▶ [Problem to solve]: Tally the lines containing "JSON" and report the number alone.

Collected data:
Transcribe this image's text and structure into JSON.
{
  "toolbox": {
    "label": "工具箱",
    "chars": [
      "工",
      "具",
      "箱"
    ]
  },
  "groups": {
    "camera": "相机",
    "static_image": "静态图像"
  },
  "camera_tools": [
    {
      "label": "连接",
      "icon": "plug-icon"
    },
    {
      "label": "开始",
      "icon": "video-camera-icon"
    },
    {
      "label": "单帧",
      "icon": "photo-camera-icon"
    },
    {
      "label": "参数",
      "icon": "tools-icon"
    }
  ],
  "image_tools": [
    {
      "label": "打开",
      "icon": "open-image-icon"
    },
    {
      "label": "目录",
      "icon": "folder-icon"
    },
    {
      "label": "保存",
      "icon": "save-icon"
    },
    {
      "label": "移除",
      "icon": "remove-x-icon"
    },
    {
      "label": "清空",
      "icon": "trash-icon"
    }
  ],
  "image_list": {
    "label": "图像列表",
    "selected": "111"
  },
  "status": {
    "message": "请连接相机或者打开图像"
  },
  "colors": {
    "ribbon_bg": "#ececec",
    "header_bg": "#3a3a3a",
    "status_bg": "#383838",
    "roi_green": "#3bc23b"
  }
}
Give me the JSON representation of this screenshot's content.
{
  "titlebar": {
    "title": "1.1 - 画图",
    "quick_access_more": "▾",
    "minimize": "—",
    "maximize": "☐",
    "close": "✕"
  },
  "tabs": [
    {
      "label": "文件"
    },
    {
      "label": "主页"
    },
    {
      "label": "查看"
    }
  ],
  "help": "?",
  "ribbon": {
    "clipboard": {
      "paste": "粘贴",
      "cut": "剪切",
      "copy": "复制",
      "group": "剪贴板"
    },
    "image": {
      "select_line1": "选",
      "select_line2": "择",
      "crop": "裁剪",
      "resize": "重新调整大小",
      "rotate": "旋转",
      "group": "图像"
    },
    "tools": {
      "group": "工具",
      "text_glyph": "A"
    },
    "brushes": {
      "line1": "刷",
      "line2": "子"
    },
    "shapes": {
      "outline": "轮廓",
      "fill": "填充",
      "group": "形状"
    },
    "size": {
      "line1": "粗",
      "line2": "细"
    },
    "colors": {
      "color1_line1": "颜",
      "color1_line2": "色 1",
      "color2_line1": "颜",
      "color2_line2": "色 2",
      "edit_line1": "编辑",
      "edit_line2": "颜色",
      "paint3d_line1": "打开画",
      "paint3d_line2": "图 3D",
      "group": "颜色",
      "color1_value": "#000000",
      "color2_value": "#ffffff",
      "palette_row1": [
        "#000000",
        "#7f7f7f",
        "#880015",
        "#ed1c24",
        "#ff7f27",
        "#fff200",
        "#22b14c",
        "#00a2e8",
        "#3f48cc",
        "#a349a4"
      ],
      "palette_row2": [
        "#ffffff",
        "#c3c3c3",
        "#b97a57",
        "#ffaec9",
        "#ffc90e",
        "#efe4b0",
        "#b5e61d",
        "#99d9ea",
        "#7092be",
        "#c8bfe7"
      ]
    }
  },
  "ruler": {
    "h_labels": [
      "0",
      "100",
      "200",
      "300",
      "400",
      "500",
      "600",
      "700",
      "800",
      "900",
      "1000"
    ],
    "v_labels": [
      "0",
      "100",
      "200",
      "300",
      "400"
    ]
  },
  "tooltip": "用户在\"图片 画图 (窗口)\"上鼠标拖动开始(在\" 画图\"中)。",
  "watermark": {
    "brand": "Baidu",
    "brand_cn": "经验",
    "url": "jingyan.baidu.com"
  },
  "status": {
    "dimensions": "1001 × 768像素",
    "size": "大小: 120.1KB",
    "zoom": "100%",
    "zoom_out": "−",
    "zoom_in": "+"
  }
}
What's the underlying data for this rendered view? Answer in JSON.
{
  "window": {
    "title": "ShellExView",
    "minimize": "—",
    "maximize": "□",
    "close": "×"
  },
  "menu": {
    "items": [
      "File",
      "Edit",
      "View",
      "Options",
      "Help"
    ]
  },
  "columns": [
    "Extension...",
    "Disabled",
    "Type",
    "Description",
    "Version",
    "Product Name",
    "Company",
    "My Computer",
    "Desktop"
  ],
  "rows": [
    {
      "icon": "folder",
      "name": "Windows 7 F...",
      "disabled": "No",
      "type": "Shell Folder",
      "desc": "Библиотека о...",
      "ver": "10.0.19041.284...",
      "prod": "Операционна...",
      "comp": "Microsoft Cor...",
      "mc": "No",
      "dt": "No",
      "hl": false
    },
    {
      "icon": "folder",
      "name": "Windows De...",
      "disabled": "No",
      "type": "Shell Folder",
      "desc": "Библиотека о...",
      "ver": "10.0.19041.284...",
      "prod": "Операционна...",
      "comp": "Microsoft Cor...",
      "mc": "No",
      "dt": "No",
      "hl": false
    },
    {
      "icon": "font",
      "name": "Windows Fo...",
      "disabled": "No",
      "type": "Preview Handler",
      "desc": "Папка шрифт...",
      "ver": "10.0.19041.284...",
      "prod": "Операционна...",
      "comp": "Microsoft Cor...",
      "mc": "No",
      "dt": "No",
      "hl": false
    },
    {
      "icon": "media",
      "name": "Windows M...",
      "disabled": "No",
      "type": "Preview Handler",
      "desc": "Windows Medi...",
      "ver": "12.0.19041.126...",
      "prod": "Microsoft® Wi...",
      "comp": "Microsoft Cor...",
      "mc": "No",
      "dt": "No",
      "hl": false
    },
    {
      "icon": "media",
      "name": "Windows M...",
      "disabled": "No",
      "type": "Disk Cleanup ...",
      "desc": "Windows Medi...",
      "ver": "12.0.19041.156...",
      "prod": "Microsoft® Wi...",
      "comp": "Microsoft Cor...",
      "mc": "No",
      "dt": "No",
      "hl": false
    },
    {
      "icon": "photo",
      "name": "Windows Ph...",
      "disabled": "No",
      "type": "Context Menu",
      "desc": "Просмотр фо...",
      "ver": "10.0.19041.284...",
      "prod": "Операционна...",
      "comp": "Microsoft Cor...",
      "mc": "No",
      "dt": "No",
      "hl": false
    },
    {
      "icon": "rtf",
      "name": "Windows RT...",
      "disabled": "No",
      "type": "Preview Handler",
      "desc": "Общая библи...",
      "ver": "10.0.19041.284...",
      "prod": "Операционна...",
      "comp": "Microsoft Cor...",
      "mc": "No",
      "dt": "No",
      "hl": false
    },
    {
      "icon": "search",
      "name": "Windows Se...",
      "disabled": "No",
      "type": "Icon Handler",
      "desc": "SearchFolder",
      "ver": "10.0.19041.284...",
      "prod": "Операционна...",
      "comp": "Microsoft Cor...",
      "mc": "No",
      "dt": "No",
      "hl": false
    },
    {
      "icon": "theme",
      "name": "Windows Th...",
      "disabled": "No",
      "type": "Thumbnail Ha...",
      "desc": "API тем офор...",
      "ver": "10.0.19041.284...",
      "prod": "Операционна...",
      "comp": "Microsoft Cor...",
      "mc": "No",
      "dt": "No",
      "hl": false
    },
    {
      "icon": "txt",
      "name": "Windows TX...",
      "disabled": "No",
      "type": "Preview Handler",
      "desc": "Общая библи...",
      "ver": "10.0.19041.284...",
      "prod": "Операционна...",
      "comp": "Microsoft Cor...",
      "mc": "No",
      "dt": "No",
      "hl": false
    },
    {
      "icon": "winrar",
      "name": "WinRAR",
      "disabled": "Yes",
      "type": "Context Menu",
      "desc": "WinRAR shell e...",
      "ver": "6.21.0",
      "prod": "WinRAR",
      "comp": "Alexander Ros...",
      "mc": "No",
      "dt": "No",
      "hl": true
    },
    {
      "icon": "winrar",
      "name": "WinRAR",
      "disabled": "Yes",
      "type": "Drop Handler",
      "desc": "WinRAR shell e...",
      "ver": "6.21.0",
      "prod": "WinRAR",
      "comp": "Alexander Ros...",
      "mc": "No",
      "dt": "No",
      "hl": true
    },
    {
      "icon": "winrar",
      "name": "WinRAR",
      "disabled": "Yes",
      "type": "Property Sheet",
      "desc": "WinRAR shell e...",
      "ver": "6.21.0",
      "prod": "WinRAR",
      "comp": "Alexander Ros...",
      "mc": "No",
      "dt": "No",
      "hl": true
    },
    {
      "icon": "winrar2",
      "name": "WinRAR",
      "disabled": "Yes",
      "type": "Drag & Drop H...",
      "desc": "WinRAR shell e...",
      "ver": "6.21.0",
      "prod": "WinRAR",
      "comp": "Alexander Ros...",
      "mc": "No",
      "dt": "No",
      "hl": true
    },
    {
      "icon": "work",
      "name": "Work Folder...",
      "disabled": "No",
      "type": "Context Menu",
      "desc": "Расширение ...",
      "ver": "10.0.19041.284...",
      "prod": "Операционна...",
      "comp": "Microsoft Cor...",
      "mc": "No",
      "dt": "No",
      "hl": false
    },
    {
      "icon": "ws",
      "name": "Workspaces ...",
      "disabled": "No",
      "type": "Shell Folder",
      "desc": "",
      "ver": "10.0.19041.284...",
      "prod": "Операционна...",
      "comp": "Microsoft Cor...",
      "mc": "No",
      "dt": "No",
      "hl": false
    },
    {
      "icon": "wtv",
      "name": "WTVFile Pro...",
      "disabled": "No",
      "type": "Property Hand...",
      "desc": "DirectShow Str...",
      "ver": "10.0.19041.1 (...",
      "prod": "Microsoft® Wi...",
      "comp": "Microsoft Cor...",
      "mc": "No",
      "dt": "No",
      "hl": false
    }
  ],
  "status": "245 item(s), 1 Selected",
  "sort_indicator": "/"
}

▶ [Task solution]: 3